Exercise requirements :: Return all the data below as it stands, minus the pictures.

Data shown ::
▼▼▼
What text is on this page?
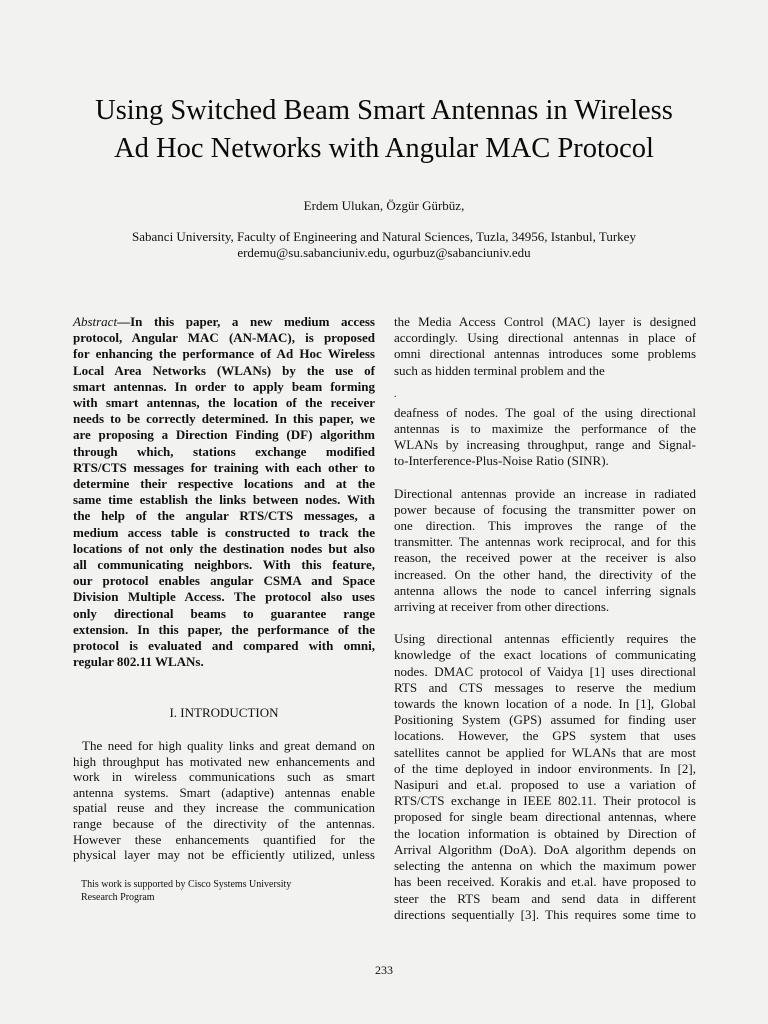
Using Switched Beam Smart Antennas in Wireless
Ad Hoc Networks with Angular MAC Protocol
Erdem Ulukan, Özgür Gürbüz,
Sabanci University, Faculty of Engineering and Natural Sciences, Tuzla, 34956, Istanbul, Turkey
erdemu@su.sabanciuniv.edu, ogurbuz@sabanciuniv.edu

Abstract—In this paper, a new medium access

protocol, Angular MAC (AN-MAC), is proposed

for enhancing the performance of Ad Hoc Wireless

Local Area Networks (WLANs) by the use of

smart antennas. In order to apply beam forming

with smart antennas, the location of the receiver

needs to be correctly determined. In this paper, we

are proposing a Direction Finding (DF) algorithm

through which, stations exchange modified

RTS/CTS messages for training with each other to

determine their respective locations and at the

same time establish the links between nodes. With

the help of the angular RTS/CTS messages, a

medium access table is constructed to track the

locations of not only the destination nodes but also

all communicating neighbors. With this feature,

our protocol enables angular CSMA and Space

Division Multiple Access. The protocol also uses

only directional beams to guarantee range

extension. In this paper, the performance of the

protocol is evaluated and compared with omni,

regular 802.11 WLANs.

I. INTRODUCTION

The need for high quality links and great demand on

high throughput has motivated new enhancements and

work in wireless communications such as smart

antenna systems. Smart (adaptive) antennas enable

spatial reuse and they increase the communication

range because of the directivity of the antennas.

However these enhancements quantified for the

physical layer may not be efficiently utilized, unless

This work is supported by Cisco Systems University
Research Program

the Media Access Control (MAC) layer is designed

accordingly. Using directional antennas in place of

omni directional antennas introduces some problems

such as hidden terminal problem and the

.

deafness of nodes. The goal of the using directional

antennas is to maximize the performance of the

WLANs by increasing throughput, range and Signal-

to-Interference-Plus-Noise Ratio (SINR).

Directional antennas provide an increase in radiated

power because of focusing the transmitter power on

one direction. This improves the range of the

transmitter. The antennas work reciprocal, and for this

reason, the received power at the receiver is also

increased. On the other hand, the directivity of the

antenna allows the node to cancel inferring signals

arriving at receiver from other directions.

Using directional antennas efficiently requires the

knowledge of the exact locations of communicating

nodes. DMAC protocol of Vaidya [1] uses directional

RTS and CTS messages to reserve the medium

towards the known location of a node. In [1], Global

Positioning System (GPS) assumed for finding user

locations. However, the GPS system that uses

satellites cannot be applied for WLANs that are most

of the time deployed in indoor environments. In [2],

Nasipuri and et.al. proposed to use a variation of

RTS/CTS exchange in IEEE 802.11. Their protocol is

proposed for single beam directional antennas, where

the location information is obtained by Direction of

Arrival Algorithm (DoA). DoA algorithm depends on

selecting the antenna on which the maximum power

has been received. Korakis and et.al. have proposed to

steer the RTS beam and send data in different

directions sequentially [3]. This requires some time to

233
▲▲▲
The response ::
What text is on this page?
Using Switched Beam Smart Antennas in Wireless
Ad Hoc Networks with Angular MAC Protocol
Erdem Ulukan, Özgür Gürbüz,
Sabanci University, Faculty of Engineering and Natural Sciences, Tuzla, 34956, Istanbul, Turkey
erdemu@su.sabanciuniv.edu, ogurbuz@sabanciuniv.edu

Abstract—In this paper, a new medium access

protocol, Angular MAC (AN-MAC), is proposed

for enhancing the performance of Ad Hoc Wireless

Local Area Networks (WLANs) by the use of

smart antennas. In order to apply beam forming

with smart antennas, the location of the receiver

needs to be correctly determined. In this paper, we

are proposing a Direction Finding (DF) algorithm

through which, stations exchange modified

RTS/CTS messages for training with each other to

determine their respective locations and at the

same time establish the links between nodes. With

the help of the angular RTS/CTS messages, a

medium access table is constructed to track the

locations of not only the destination nodes but also

all communicating neighbors. With this feature,

our protocol enables angular CSMA and Space

Division Multiple Access. The protocol also uses

only directional beams to guarantee range

extension. In this paper, the performance of the

protocol is evaluated and compared with omni,

regular 802.11 WLANs.

I. INTRODUCTION

The need for high quality links and great demand on

high throughput has motivated new enhancements and

work in wireless communications such as smart

antenna systems. Smart (adaptive) antennas enable

spatial reuse and they increase the communication

range because of the directivity of the antennas.

However these enhancements quantified for the

physical layer may not be efficiently utilized, unless

This work is supported by Cisco Systems University
Research Program

the Media Access Control (MAC) layer is designed

accordingly. Using directional antennas in place of

omni directional antennas introduces some problems

such as hidden terminal problem and the

.

deafness of nodes. The goal of the using directional

antennas is to maximize the performance of the

WLANs by increasing throughput, range and Signal-

to-Interference-Plus-Noise Ratio (SINR).

Directional antennas provide an increase in radiated

power because of focusing the transmitter power on

one direction. This improves the range of the

transmitter. The antennas work reciprocal, and for this

reason, the received power at the receiver is also

increased. On the other hand, the directivity of the

antenna allows the node to cancel inferring signals

arriving at receiver from other directions.

Using directional antennas efficiently requires the

knowledge of the exact locations of communicating

nodes. DMAC protocol of Vaidya [1] uses directional

RTS and CTS messages to reserve the medium

towards the known location of a node. In [1], Global

Positioning System (GPS) assumed for finding user

locations. However, the GPS system that uses

satellites cannot be applied for WLANs that are most

of the time deployed in indoor environments. In [2],

Nasipuri and et.al. proposed to use a variation of

RTS/CTS exchange in IEEE 802.11. Their protocol is

proposed for single beam directional antennas, where

the location information is obtained by Direction of

Arrival Algorithm (DoA). DoA algorithm depends on

selecting the antenna on which the maximum power

has been received. Korakis and et.al. have proposed to

steer the RTS beam and send data in different

directions sequentially [3]. This requires some time to

233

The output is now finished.